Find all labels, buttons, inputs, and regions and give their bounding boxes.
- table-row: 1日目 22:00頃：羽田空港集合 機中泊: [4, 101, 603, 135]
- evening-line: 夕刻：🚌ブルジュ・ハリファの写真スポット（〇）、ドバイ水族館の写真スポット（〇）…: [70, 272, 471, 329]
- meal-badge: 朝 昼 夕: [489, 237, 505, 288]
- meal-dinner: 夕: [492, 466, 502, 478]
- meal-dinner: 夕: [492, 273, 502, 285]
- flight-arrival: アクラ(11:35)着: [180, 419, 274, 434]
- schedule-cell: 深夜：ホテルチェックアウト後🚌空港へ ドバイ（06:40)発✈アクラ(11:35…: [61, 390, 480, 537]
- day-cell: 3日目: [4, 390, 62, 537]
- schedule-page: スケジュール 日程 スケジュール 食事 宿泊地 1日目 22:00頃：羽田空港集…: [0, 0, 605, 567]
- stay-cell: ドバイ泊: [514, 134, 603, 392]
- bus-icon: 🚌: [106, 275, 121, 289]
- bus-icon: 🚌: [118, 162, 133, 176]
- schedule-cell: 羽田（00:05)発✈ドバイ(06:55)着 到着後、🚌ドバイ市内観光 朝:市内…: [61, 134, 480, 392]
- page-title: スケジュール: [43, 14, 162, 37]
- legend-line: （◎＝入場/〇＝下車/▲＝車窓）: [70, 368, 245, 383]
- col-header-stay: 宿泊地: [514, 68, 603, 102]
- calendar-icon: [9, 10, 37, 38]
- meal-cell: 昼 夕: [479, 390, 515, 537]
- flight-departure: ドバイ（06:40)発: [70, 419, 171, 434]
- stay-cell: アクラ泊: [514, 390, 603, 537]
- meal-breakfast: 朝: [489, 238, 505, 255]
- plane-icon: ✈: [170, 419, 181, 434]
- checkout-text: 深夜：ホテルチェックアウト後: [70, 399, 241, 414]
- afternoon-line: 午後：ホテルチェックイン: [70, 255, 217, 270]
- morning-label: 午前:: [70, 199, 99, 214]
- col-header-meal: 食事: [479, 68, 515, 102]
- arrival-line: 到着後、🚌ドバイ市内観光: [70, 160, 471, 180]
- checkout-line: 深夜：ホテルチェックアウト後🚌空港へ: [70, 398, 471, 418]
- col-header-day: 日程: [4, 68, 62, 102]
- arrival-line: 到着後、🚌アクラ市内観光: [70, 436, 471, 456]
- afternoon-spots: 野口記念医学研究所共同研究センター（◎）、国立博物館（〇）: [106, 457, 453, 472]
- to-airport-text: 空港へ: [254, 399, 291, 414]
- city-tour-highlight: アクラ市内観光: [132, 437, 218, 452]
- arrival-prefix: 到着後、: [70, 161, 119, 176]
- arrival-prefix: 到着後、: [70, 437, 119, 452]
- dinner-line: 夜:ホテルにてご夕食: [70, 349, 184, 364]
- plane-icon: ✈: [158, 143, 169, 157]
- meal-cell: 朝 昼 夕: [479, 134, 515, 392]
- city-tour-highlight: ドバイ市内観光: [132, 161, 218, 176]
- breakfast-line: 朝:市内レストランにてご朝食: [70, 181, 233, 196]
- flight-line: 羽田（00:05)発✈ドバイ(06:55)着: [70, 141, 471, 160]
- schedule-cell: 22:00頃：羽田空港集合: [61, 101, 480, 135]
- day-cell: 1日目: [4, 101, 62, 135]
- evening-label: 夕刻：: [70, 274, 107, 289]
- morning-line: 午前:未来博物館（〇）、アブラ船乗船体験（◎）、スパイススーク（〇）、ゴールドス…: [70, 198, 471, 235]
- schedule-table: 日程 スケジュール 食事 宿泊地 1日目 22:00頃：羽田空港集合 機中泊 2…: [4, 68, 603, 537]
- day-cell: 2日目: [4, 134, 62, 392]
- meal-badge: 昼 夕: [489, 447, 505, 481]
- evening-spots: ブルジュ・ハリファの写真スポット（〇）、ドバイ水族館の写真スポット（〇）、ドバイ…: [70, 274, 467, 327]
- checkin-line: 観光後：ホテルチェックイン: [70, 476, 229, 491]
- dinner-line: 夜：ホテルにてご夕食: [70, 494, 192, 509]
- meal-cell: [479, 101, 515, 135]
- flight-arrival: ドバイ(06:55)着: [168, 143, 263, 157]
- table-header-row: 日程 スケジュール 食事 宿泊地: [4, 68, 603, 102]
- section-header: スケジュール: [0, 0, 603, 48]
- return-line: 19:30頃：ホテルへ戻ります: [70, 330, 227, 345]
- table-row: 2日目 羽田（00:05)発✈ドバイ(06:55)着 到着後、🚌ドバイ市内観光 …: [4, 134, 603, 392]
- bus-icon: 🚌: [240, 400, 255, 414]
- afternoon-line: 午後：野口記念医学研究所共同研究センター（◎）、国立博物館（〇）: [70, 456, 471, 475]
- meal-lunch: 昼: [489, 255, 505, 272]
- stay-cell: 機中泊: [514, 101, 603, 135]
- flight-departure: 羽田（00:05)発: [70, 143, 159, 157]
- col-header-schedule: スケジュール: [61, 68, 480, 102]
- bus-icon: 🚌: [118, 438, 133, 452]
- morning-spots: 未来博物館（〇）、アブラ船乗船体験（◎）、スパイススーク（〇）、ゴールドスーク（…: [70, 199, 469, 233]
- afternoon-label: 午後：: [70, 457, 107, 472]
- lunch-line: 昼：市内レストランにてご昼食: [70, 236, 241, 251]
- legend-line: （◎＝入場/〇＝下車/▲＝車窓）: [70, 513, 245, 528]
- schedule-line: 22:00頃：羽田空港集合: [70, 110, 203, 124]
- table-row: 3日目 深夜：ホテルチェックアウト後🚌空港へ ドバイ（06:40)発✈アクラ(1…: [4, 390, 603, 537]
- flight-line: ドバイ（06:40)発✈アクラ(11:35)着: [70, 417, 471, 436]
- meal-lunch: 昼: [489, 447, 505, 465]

__________________________________________________

TASK GOAL:
State how many lines in the rows above contain the string "table". Reply with the number only.

TASK SOLUTION:
5